DIRECTION → Nothing but the lines from the one containing "Transcribe this image's" through the last line should be written out, please, exactly as they stand.

SUPPLIED RECORDS →
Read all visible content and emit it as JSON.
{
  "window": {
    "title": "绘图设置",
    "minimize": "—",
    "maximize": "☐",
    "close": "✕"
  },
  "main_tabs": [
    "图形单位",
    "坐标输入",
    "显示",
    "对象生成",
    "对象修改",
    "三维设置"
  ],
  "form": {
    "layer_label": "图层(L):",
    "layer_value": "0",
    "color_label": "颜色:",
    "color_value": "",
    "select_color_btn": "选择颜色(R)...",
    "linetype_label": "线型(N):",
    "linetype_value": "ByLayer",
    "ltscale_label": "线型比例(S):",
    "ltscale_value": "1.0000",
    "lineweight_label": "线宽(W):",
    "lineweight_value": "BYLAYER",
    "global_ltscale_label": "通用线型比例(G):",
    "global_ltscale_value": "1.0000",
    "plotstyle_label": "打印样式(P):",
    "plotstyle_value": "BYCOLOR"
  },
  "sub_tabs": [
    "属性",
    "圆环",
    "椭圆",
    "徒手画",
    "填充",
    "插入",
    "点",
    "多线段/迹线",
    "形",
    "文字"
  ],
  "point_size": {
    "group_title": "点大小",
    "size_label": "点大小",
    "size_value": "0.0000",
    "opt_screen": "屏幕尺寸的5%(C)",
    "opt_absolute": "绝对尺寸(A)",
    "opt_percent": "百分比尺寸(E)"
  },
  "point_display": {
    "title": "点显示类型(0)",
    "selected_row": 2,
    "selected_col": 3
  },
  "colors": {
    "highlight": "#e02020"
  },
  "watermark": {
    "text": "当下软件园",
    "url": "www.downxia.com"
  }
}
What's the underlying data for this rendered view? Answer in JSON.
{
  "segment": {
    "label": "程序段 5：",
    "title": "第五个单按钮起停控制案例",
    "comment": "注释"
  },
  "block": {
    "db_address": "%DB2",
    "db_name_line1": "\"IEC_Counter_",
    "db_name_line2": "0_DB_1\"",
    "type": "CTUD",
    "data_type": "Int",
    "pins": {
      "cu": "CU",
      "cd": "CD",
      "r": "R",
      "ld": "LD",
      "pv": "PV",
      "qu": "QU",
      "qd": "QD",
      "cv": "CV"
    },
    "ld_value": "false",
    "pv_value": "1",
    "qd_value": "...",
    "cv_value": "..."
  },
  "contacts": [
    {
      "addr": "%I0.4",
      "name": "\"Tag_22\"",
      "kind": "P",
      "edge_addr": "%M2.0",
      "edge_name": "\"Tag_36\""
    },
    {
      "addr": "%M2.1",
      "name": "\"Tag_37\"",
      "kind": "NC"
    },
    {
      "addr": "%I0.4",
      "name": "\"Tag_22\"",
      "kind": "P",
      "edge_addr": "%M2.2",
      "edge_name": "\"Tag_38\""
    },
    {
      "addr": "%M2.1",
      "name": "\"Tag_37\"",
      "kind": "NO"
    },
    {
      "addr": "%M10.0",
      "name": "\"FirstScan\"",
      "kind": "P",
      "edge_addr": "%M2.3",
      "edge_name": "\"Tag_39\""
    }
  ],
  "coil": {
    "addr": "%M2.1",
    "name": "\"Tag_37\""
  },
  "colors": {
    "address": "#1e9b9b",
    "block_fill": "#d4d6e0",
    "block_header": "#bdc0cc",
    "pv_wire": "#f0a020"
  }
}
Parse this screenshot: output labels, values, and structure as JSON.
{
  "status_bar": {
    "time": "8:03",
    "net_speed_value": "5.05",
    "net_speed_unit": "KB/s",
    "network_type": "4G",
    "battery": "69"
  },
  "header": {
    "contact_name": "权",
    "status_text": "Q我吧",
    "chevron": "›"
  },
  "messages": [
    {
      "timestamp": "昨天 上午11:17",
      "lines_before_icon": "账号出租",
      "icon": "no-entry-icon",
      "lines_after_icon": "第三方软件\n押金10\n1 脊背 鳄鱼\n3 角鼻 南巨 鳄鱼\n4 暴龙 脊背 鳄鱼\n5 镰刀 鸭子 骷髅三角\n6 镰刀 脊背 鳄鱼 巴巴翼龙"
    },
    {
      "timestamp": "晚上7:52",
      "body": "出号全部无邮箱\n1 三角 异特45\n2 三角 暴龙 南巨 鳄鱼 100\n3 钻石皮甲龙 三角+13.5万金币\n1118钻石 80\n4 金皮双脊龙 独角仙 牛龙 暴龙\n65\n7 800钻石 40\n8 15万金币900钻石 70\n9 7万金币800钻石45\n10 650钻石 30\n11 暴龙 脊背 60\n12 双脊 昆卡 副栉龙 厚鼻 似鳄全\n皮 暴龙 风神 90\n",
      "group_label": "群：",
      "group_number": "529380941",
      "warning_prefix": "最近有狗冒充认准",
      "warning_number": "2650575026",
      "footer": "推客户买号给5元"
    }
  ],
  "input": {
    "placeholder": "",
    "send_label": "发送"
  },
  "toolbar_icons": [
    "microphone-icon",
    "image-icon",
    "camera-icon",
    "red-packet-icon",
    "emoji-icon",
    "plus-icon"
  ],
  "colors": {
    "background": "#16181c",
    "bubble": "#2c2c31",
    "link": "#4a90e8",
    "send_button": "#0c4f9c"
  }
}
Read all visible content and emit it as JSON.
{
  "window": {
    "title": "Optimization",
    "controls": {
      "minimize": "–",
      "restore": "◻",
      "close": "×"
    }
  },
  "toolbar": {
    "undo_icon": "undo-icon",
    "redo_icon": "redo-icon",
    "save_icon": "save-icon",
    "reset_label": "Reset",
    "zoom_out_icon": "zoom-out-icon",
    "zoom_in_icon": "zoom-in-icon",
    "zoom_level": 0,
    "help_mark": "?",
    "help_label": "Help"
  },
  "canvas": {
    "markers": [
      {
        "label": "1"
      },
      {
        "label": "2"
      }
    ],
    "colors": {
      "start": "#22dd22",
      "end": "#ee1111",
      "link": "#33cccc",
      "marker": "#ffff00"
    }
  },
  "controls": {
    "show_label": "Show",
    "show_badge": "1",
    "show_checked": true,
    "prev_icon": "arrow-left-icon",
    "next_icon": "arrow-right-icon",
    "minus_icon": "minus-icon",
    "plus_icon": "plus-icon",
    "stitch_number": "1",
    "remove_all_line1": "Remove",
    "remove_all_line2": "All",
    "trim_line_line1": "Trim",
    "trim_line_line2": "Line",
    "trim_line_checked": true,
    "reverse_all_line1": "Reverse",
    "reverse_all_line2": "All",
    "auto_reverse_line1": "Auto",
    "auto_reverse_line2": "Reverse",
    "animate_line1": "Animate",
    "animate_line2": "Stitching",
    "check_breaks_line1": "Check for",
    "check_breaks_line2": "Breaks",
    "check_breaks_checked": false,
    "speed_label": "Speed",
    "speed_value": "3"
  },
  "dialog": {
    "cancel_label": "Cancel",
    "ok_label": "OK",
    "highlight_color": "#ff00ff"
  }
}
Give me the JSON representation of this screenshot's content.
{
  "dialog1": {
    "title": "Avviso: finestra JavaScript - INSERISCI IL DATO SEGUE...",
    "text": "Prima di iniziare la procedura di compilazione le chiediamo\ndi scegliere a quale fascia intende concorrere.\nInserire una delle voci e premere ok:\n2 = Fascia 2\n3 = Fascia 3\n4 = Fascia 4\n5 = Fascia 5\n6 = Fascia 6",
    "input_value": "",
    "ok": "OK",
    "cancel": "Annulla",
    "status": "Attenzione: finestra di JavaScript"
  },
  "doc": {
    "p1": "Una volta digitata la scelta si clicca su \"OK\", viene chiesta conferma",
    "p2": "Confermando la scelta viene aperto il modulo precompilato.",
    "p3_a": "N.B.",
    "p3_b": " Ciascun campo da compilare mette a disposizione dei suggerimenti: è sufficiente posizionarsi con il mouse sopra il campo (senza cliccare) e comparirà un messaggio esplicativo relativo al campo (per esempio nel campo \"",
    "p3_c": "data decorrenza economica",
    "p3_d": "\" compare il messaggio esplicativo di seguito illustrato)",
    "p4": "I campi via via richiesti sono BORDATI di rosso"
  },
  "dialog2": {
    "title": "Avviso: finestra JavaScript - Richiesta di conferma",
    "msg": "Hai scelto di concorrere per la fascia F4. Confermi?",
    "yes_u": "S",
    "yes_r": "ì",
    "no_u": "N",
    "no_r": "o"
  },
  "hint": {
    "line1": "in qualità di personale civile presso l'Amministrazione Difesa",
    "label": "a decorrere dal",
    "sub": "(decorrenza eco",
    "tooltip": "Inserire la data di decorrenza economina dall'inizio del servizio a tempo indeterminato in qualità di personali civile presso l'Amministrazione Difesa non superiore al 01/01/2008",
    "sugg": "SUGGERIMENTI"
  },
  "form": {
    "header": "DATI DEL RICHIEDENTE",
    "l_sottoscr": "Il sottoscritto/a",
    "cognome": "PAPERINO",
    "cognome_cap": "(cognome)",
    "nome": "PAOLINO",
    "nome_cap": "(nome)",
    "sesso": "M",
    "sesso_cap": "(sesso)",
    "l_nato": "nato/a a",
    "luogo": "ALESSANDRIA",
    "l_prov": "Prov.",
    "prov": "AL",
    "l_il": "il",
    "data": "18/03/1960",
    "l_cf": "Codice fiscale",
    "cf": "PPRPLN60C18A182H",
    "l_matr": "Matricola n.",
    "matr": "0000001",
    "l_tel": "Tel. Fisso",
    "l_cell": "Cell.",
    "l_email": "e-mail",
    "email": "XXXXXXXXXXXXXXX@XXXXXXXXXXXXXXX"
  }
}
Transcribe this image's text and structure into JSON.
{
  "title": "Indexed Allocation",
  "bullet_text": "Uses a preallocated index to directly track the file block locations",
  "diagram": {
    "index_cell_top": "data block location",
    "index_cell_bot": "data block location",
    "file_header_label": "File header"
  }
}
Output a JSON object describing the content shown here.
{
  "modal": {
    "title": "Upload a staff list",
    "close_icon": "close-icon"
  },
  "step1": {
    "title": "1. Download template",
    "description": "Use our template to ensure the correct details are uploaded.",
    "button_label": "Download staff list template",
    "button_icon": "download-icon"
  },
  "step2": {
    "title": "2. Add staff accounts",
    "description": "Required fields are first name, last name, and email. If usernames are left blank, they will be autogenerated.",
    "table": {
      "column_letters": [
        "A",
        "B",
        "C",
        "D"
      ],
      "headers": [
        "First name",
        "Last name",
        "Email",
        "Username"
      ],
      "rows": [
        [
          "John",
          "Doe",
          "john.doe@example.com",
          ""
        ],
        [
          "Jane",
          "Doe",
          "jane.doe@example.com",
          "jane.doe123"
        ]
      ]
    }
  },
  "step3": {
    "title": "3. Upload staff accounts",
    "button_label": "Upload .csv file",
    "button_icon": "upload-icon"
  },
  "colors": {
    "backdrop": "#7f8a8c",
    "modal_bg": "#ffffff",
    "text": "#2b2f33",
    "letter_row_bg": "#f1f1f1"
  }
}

ANSWER FOR THE TASK →
Transcribe this image's text and structure into JSON.
{
  "title": "Indexed Allocation",
  "bullet_text": "Uses a preallocated index to directly track the file block locations",
  "diagram": {
    "index_cell_top": "data block location",
    "index_cell_bot": "data block location",
    "file_header_label": "File header"
  }
}
Output a JSON object describing the content shown here.
{
  "modal": {
    "title": "Upload a staff list",
    "close_icon": "close-icon"
  },
  "step1": {
    "title": "1. Download template",
    "description": "Use our template to ensure the correct details are uploaded.",
    "button_label": "Download staff list template",
    "button_icon": "download-icon"
  },
  "step2": {
    "title": "2. Add staff accounts",
    "description": "Required fields are first name, last name, and email. If usernames are left blank, they will be autogenerated.",
    "table": {
      "column_letters": [
        "A",
        "B",
        "C",
        "D"
      ],
      "headers": [
        "First name",
        "Last name",
        "Email",
        "Username"
      ],
      "rows": [
        [
          "John",
          "Doe",
          "john.doe@example.com",
          ""
        ],
        [
          "Jane",
          "Doe",
          "jane.doe@example.com",
          "jane.doe123"
        ]
      ]
    }
  },
  "step3": {
    "title": "3. Upload staff accounts",
    "button_label": "Upload .csv file",
    "button_icon": "upload-icon"
  },
  "colors": {
    "backdrop": "#7f8a8c",
    "modal_bg": "#ffffff",
    "text": "#2b2f33",
    "letter_row_bg": "#f1f1f1"
  }
}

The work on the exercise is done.